**Given task**.
Reproduce all entries verbatim, with nothing added or dropped.

Stored records
--------------------------------
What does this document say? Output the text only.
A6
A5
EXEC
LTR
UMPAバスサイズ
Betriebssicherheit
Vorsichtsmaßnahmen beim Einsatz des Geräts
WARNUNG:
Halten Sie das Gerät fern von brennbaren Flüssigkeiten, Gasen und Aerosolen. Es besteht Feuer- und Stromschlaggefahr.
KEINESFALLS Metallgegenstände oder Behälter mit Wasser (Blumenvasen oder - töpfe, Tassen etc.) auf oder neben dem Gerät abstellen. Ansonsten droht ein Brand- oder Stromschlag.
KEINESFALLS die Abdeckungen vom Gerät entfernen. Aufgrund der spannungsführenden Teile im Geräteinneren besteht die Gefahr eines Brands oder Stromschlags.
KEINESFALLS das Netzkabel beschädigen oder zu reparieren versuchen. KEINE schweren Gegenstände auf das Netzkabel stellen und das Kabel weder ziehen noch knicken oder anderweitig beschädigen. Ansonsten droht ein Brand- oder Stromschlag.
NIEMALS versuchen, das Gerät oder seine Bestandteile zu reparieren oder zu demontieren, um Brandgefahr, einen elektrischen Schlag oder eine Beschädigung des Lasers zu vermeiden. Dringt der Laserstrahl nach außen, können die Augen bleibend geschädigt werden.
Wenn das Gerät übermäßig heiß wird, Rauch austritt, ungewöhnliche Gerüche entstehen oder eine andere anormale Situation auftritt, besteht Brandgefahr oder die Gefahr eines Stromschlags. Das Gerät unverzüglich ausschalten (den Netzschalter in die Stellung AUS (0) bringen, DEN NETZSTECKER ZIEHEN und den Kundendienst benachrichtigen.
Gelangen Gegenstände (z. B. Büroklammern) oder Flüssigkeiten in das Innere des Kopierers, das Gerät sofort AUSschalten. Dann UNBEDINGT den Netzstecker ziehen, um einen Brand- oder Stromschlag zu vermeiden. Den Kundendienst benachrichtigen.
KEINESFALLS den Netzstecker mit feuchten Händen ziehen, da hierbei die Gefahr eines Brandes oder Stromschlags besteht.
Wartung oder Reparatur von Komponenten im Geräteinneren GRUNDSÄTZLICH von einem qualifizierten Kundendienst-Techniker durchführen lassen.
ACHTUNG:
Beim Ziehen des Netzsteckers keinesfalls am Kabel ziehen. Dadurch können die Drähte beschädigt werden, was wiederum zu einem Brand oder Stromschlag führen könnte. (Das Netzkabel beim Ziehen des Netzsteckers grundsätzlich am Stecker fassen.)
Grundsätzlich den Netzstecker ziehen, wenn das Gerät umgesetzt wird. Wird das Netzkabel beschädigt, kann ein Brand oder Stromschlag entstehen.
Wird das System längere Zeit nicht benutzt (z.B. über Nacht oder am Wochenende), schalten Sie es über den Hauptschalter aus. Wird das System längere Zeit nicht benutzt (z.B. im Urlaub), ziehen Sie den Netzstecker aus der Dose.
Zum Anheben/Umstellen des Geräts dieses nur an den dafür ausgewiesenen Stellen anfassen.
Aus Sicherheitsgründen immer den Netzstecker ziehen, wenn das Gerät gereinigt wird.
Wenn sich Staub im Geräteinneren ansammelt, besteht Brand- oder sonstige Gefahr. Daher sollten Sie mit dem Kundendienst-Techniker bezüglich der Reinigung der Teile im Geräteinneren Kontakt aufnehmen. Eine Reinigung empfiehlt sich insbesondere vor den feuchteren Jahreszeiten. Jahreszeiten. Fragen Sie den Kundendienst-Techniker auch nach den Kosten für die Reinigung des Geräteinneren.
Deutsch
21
--------------------------------
**The output**.
What does this document say? Output the text only.
A6
A5
EXEC
LTR
UMPAバスサイズ
Betriebssicherheit
Vorsichtsmaßnahmen beim Einsatz des Geräts
WARNUNG:
Halten Sie das Gerät fern von brennbaren Flüssigkeiten, Gasen und Aerosolen. Es besteht Feuer- und Stromschlaggefahr.
KEINESFALLS Metallgegenstände oder Behälter mit Wasser (Blumenvasen oder - töpfe, Tassen etc.) auf oder neben dem Gerät abstellen. Ansonsten droht ein Brand- oder Stromschlag.
KEINESFALLS die Abdeckungen vom Gerät entfernen. Aufgrund der spannungsführenden Teile im Geräteinneren besteht die Gefahr eines Brands oder Stromschlags.
KEINESFALLS das Netzkabel beschädigen oder zu reparieren versuchen. KEINE schweren Gegenstände auf das Netzkabel stellen und das Kabel weder ziehen noch knicken oder anderweitig beschädigen. Ansonsten droht ein Brand- oder Stromschlag.
NIEMALS versuchen, das Gerät oder seine Bestandteile zu reparieren oder zu demontieren, um Brandgefahr, einen elektrischen Schlag oder eine Beschädigung des Lasers zu vermeiden. Dringt der Laserstrahl nach außen, können die Augen bleibend geschädigt werden.
Wenn das Gerät übermäßig heiß wird, Rauch austritt, ungewöhnliche Gerüche entstehen oder eine andere anormale Situation auftritt, besteht Brandgefahr oder die Gefahr eines Stromschlags. Das Gerät unverzüglich ausschalten (den Netzschalter in die Stellung AUS (0) bringen, DEN NETZSTECKER ZIEHEN und den Kundendienst benachrichtigen.
Gelangen Gegenstände (z. B. Büroklammern) oder Flüssigkeiten in das Innere des Kopierers, das Gerät sofort AUSschalten. Dann UNBEDINGT den Netzstecker ziehen, um einen Brand- oder Stromschlag zu vermeiden. Den Kundendienst benachrichtigen.
KEINESFALLS den Netzstecker mit feuchten Händen ziehen, da hierbei die Gefahr eines Brandes oder Stromschlags besteht.
Wartung oder Reparatur von Komponenten im Geräteinneren GRUNDSÄTZLICH von einem qualifizierten Kundendienst-Techniker durchführen lassen.
ACHTUNG:
Beim Ziehen des Netzsteckers keinesfalls am Kabel ziehen. Dadurch können die Drähte beschädigt werden, was wiederum zu einem Brand oder Stromschlag führen könnte. (Das Netzkabel beim Ziehen des Netzsteckers grundsätzlich am Stecker fassen.)
Grundsätzlich den Netzstecker ziehen, wenn das Gerät umgesetzt wird. Wird das Netzkabel beschädigt, kann ein Brand oder Stromschlag entstehen.
Wird das System längere Zeit nicht benutzt (z.B. über Nacht oder am Wochenende), schalten Sie es über den Hauptschalter aus. Wird das System längere Zeit nicht benutzt (z.B. im Urlaub), ziehen Sie den Netzstecker aus der Dose.
Zum Anheben/Umstellen des Geräts dieses nur an den dafür ausgewiesenen Stellen anfassen.
Aus Sicherheitsgründen immer den Netzstecker ziehen, wenn das Gerät gereinigt wird.
Wenn sich Staub im Geräteinneren ansammelt, besteht Brand- oder sonstige Gefahr. Daher sollten Sie mit dem Kundendienst-Techniker bezüglich der Reinigung der Teile im Geräteinneren Kontakt aufnehmen. Eine Reinigung empfiehlt sich insbesondere vor den feuchteren Jahreszeiten. Jahreszeiten. Fragen Sie den Kundendienst-Techniker auch nach den Kosten für die Reinigung des Geräteinneren.
Deutsch
21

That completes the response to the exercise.